» Exercise task: Find each line holding the word "icon" and give the number of such lines, nothing else.

» Task inputs:
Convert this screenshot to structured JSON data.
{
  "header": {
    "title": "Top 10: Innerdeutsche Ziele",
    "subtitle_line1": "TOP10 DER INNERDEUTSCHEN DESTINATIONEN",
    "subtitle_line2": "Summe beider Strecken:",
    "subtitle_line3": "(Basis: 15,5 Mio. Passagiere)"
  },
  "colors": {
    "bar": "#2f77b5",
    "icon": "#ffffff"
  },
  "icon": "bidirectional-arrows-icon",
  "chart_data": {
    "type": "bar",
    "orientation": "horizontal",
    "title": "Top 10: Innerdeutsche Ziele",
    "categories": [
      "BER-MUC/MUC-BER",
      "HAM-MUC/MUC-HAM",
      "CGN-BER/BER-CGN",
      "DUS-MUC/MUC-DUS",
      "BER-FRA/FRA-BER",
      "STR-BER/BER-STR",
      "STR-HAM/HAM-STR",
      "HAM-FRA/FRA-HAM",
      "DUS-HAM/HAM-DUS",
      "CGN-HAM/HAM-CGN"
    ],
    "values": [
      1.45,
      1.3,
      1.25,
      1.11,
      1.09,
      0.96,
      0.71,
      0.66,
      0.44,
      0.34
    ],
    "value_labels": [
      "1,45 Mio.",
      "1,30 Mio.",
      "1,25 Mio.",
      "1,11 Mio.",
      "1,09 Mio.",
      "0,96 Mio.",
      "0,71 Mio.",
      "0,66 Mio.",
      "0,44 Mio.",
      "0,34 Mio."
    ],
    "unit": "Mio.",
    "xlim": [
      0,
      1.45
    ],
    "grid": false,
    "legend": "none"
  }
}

» Task solution: 2